- CHALLENGE -
Word for word, give the material below again, minus any images.

- EXERCISE MATERIAL -
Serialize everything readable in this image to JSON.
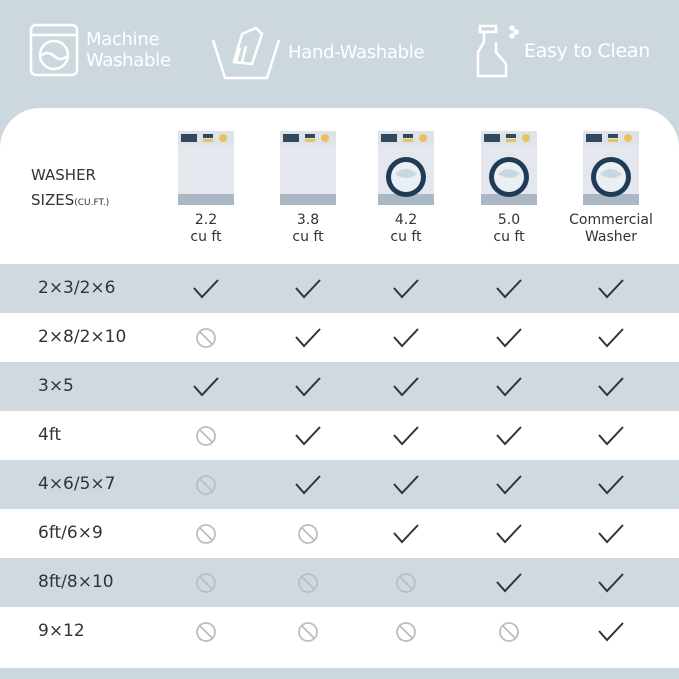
{
  "features": [
    {
      "label_line1": "Machine",
      "label_line2": "Washable",
      "icon": "washing-machine-icon"
    },
    {
      "label": "Hand-Washable",
      "icon": "hand-wash-icon"
    },
    {
      "label": "Easy to Clean",
      "icon": "spray-bottle-icon"
    }
  ],
  "header": {
    "title": "WASHER",
    "title2": "SIZES",
    "unit": "(CU.FT.)"
  },
  "columns": [
    {
      "line1": "2.2",
      "line2": "cu ft",
      "drum": false
    },
    {
      "line1": "3.8",
      "line2": "cu ft",
      "drum": false
    },
    {
      "line1": "4.2",
      "line2": "cu ft",
      "drum": true
    },
    {
      "line1": "5.0",
      "line2": "cu ft",
      "drum": true
    },
    {
      "line1": "Commercial",
      "line2": "Washer",
      "drum": true
    }
  ],
  "rows": [
    {
      "label": "2×3/2×6",
      "fits": [
        true,
        true,
        true,
        true,
        true
      ]
    },
    {
      "label": "2×8/2×10",
      "fits": [
        false,
        true,
        true,
        true,
        true
      ]
    },
    {
      "label": "3×5",
      "fits": [
        true,
        true,
        true,
        true,
        true
      ]
    },
    {
      "label": "4ft",
      "fits": [
        false,
        true,
        true,
        true,
        true
      ]
    },
    {
      "label": "4×6/5×7",
      "fits": [
        false,
        true,
        true,
        true,
        true
      ]
    },
    {
      "label": "6ft/6×9",
      "fits": [
        false,
        false,
        true,
        true,
        true
      ]
    },
    {
      "label": "8ft/8×10",
      "fits": [
        false,
        false,
        false,
        true,
        true
      ]
    },
    {
      "label": "9×12",
      "fits": [
        false,
        false,
        false,
        false,
        true
      ]
    }
  ],
  "colors": {
    "background": "#cdd8de",
    "stripe": "#cfd9df",
    "check": "#333333",
    "no": "#b8bfc4"
  }
}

- TASK RESULT -
Serialize everything readable in this image to JSON.
{
  "features": [
    {
      "label_line1": "Machine",
      "label_line2": "Washable",
      "icon": "washing-machine-icon"
    },
    {
      "label": "Hand-Washable",
      "icon": "hand-wash-icon"
    },
    {
      "label": "Easy to Clean",
      "icon": "spray-bottle-icon"
    }
  ],
  "header": {
    "title": "WASHER",
    "title2": "SIZES",
    "unit": "(CU.FT.)"
  },
  "columns": [
    {
      "line1": "2.2",
      "line2": "cu ft",
      "drum": false
    },
    {
      "line1": "3.8",
      "line2": "cu ft",
      "drum": false
    },
    {
      "line1": "4.2",
      "line2": "cu ft",
      "drum": true
    },
    {
      "line1": "5.0",
      "line2": "cu ft",
      "drum": true
    },
    {
      "line1": "Commercial",
      "line2": "Washer",
      "drum": true
    }
  ],
  "rows": [
    {
      "label": "2×3/2×6",
      "fits": [
        true,
        true,
        true,
        true,
        true
      ]
    },
    {
      "label": "2×8/2×10",
      "fits": [
        false,
        true,
        true,
        true,
        true
      ]
    },
    {
      "label": "3×5",
      "fits": [
        true,
        true,
        true,
        true,
        true
      ]
    },
    {
      "label": "4ft",
      "fits": [
        false,
        true,
        true,
        true,
        true
      ]
    },
    {
      "label": "4×6/5×7",
      "fits": [
        false,
        true,
        true,
        true,
        true
      ]
    },
    {
      "label": "6ft/6×9",
      "fits": [
        false,
        false,
        true,
        true,
        true
      ]
    },
    {
      "label": "8ft/8×10",
      "fits": [
        false,
        false,
        false,
        true,
        true
      ]
    },
    {
      "label": "9×12",
      "fits": [
        false,
        false,
        false,
        false,
        true
      ]
    }
  ],
  "colors": {
    "background": "#cdd8de",
    "stripe": "#cfd9df",
    "check": "#333333",
    "no": "#b8bfc4"
  }
}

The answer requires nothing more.